_WORK TO BE COMPLETED_
Reproduce the data below word for word, starting at the line containing "day-number: 31 — [671, 456, 771, 471]" and ending at the line containing "day-info: Sunrise: 5:47". Include both of those lines.

_DATA PROVIDED_
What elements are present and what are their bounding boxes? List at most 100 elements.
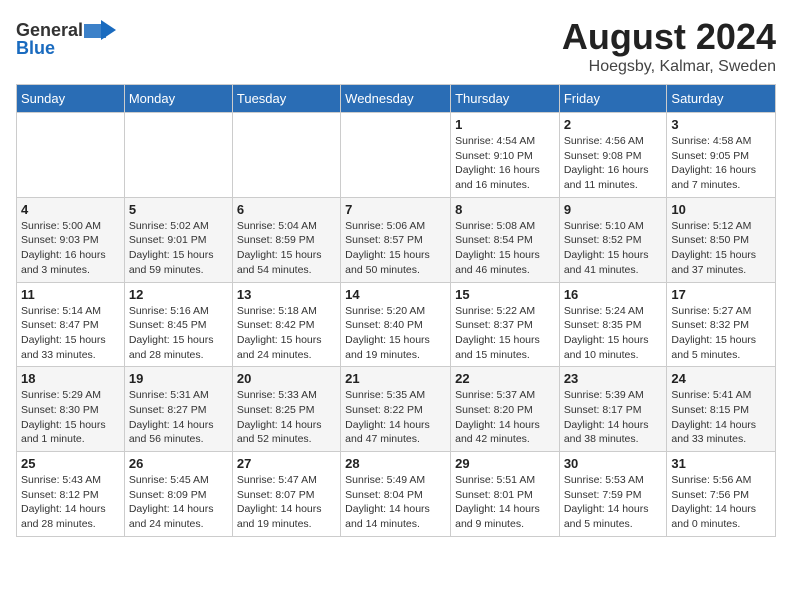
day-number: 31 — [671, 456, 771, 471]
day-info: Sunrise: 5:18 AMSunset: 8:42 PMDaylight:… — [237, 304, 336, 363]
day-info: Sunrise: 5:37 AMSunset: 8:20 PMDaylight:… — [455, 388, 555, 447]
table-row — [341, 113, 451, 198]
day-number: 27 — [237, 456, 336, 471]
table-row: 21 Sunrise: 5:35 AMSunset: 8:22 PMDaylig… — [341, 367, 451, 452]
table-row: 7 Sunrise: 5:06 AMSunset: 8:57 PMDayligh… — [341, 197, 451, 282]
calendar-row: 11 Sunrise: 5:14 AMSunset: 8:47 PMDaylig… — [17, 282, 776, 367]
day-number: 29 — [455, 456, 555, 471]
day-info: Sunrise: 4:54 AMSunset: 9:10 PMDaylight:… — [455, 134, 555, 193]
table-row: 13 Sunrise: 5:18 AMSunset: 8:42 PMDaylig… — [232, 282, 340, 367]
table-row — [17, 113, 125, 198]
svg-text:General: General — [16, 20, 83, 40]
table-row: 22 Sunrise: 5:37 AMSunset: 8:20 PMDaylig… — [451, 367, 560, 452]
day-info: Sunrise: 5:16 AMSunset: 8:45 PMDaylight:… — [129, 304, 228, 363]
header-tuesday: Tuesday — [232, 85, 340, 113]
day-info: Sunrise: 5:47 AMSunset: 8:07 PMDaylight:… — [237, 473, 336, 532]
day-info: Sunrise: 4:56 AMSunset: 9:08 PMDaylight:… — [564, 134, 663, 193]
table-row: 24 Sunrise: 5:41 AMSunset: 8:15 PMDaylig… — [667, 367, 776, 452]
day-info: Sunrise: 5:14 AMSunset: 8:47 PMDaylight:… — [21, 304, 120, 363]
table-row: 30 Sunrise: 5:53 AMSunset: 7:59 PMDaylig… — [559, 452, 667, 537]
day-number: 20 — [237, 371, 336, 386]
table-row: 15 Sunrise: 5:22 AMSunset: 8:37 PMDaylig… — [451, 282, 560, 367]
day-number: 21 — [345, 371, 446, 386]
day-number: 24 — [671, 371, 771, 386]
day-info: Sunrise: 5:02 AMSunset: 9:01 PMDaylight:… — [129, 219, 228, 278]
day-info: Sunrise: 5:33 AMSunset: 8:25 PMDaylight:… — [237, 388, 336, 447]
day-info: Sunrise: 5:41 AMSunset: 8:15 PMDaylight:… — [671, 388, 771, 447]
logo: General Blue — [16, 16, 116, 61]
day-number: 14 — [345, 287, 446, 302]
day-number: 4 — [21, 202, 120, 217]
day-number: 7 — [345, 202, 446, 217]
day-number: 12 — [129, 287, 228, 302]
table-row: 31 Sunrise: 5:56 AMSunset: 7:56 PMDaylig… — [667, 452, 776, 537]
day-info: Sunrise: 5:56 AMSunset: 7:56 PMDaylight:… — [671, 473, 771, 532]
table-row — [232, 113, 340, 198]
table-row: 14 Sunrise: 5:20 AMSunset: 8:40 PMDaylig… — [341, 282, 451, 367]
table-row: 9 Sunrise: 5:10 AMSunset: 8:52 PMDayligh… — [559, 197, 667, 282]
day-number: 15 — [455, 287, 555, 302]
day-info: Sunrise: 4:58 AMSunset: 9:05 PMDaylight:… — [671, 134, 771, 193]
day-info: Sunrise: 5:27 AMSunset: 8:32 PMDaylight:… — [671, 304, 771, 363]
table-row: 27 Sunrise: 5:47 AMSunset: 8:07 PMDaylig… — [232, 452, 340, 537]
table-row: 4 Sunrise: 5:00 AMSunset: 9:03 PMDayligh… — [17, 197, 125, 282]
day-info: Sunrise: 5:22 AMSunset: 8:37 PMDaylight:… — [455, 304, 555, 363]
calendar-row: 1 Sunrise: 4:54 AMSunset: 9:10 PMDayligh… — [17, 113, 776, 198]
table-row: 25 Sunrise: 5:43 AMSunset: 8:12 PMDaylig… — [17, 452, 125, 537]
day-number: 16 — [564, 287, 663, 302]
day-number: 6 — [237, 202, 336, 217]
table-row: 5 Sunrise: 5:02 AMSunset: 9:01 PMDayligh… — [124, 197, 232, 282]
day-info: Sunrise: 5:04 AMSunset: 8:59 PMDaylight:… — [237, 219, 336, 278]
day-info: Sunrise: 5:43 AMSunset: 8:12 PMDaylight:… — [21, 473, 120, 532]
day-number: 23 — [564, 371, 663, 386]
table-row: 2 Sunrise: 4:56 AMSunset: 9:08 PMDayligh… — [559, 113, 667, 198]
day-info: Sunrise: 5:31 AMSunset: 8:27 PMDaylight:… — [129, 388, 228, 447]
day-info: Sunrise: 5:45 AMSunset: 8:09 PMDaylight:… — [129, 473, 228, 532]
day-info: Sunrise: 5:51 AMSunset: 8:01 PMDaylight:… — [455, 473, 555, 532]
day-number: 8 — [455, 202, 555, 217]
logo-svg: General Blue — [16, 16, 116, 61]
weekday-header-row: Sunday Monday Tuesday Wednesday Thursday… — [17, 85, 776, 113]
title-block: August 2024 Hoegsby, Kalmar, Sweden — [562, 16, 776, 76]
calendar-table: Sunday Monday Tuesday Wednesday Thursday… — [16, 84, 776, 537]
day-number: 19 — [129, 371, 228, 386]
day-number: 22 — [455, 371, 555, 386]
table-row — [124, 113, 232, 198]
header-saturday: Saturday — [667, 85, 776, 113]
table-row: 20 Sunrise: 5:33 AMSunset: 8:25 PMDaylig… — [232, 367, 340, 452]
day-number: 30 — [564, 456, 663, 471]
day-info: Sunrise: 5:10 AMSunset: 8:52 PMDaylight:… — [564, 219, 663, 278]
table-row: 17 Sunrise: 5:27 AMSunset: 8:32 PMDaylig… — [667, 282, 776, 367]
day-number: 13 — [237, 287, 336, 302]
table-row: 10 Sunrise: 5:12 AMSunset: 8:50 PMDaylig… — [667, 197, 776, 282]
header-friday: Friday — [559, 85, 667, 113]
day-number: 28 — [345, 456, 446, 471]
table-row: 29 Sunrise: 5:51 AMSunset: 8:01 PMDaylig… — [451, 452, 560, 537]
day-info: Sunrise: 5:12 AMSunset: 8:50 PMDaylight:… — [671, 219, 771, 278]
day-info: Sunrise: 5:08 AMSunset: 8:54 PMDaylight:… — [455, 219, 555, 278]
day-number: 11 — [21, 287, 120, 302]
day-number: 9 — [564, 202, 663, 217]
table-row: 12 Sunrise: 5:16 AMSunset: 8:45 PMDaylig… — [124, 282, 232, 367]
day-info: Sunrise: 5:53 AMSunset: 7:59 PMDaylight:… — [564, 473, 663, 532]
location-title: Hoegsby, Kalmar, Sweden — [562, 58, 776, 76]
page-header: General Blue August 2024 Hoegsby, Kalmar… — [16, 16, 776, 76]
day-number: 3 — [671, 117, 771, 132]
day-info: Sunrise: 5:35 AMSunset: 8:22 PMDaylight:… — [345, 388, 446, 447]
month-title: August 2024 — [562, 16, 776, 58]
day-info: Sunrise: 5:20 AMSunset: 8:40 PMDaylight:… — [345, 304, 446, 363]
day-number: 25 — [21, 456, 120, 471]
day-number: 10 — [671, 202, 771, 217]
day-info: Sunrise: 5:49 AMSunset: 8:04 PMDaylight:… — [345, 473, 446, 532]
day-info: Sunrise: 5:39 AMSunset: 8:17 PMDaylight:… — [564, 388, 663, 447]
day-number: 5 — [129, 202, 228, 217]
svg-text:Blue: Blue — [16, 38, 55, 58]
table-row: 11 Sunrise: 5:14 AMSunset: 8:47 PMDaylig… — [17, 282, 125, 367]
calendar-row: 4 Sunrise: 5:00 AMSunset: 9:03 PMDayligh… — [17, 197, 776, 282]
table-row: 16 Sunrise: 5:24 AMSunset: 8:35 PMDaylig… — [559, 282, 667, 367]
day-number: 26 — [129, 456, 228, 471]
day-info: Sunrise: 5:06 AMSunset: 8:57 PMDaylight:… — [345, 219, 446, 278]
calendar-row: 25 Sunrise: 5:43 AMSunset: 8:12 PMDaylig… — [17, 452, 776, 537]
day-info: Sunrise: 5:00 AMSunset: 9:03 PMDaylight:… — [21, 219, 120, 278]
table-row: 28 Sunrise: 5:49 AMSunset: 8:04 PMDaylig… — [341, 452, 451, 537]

_ANSWER FOR THE TASK_
day-number: 31 — [671, 456, 771, 471]
day-info: Sunrise: 5:18 AMSunset: 8:42 PMDaylight:… — [237, 304, 336, 363]
day-info: Sunrise: 5:37 AMSunset: 8:20 PMDaylight:… — [455, 388, 555, 447]
table-row — [341, 113, 451, 198]
day-number: 27 — [237, 456, 336, 471]
table-row: 21 Sunrise: 5:35 AMSunset: 8:22 PMDaylig… — [341, 367, 451, 452]
table-row: 7 Sunrise: 5:06 AMSunset: 8:57 PMDayligh… — [341, 197, 451, 282]
calendar-row: 11 Sunrise: 5:14 AMSunset: 8:47 PMDaylig… — [17, 282, 776, 367]
day-number: 29 — [455, 456, 555, 471]
day-info: Sunrise: 4:54 AMSunset: 9:10 PMDaylight:… — [455, 134, 555, 193]
table-row: 13 Sunrise: 5:18 AMSunset: 8:42 PMDaylig… — [232, 282, 340, 367]
table-row — [17, 113, 125, 198]
svg-text:General: General — [16, 20, 83, 40]
table-row: 22 Sunrise: 5:37 AMSunset: 8:20 PMDaylig… — [451, 367, 560, 452]
day-info: Sunrise: 5:16 AMSunset: 8:45 PMDaylight:… — [129, 304, 228, 363]
header-tuesday: Tuesday — [232, 85, 340, 113]
day-info: Sunrise: 5:47 AMSunset: 8:07 PMDaylight:… — [237, 473, 336, 532]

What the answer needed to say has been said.